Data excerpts
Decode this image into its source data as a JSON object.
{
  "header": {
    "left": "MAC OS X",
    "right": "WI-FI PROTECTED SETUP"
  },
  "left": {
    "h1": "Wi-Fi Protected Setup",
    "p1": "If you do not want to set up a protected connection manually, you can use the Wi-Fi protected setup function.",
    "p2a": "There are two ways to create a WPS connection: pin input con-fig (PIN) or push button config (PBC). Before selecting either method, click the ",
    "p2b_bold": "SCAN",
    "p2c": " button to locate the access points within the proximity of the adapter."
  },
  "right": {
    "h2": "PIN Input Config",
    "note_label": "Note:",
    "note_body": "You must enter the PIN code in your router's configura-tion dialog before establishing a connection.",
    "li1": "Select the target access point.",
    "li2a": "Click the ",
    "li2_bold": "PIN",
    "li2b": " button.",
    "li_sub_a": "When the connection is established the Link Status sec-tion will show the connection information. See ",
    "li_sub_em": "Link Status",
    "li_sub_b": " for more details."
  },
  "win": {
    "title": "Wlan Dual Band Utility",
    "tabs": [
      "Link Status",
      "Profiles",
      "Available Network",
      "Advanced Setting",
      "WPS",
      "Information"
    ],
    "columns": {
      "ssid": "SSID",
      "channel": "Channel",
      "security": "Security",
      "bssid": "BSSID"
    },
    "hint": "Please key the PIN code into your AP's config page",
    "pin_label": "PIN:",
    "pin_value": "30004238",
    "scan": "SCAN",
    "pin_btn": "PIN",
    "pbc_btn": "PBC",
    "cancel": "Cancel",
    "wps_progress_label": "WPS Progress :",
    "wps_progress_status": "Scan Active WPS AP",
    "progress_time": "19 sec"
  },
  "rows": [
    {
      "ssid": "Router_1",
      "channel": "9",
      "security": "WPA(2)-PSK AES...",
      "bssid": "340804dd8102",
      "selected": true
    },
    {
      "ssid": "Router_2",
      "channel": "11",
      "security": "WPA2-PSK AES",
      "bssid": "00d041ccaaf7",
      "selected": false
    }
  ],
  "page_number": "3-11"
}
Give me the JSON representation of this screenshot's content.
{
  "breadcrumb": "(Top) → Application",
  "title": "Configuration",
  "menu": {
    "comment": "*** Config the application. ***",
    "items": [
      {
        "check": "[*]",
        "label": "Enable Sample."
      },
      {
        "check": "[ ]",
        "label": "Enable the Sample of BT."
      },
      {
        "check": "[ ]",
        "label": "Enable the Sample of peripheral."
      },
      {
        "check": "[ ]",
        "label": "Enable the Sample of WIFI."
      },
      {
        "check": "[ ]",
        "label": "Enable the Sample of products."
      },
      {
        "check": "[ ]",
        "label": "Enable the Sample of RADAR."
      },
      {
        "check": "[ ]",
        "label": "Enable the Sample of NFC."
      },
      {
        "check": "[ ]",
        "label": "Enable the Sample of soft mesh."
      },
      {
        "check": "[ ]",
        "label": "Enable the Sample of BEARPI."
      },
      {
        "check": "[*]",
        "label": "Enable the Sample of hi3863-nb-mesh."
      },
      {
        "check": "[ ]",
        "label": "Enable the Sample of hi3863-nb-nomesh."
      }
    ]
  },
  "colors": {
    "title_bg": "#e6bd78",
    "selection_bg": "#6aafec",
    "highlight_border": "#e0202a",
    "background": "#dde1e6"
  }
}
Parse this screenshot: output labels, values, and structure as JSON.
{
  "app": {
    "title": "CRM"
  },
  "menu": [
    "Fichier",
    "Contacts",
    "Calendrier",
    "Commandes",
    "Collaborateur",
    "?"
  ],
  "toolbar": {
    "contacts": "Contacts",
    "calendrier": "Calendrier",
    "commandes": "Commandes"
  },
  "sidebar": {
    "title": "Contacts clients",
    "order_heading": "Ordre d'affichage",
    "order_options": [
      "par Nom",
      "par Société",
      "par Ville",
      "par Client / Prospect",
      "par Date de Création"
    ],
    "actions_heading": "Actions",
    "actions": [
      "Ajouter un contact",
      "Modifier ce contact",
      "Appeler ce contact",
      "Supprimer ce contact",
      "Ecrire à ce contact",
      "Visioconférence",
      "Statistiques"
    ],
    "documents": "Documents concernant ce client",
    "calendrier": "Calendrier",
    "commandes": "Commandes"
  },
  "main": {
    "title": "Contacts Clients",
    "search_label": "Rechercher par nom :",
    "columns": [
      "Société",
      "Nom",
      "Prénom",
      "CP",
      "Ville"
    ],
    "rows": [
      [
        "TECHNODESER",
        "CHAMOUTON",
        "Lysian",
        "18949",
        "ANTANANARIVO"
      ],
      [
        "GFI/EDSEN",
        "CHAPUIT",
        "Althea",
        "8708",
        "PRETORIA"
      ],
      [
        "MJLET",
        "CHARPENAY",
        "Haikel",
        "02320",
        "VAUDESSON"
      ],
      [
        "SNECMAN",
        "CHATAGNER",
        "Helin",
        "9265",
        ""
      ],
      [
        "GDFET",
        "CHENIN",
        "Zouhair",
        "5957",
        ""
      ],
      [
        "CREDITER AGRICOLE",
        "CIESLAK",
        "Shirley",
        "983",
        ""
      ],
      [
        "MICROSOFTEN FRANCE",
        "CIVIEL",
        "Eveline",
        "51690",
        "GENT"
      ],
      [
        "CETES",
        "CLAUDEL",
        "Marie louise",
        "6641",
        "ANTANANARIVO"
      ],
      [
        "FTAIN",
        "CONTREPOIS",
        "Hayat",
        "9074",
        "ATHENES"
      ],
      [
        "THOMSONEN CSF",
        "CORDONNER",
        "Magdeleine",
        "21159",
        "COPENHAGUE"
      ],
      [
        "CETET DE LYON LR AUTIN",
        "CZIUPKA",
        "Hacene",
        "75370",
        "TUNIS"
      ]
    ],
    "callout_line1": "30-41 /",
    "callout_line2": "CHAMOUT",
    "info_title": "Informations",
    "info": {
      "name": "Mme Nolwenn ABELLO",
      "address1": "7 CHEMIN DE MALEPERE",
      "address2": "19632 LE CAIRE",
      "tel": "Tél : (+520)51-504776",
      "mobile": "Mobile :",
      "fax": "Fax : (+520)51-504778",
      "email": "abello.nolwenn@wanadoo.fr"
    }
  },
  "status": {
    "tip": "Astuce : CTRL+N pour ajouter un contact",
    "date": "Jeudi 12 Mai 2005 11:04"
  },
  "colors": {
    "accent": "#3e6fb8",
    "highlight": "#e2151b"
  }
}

Stated problem: Using the listing above, say how many of its lines contain the string "Link", giving nothing but the figure.

Solution to the problem: 3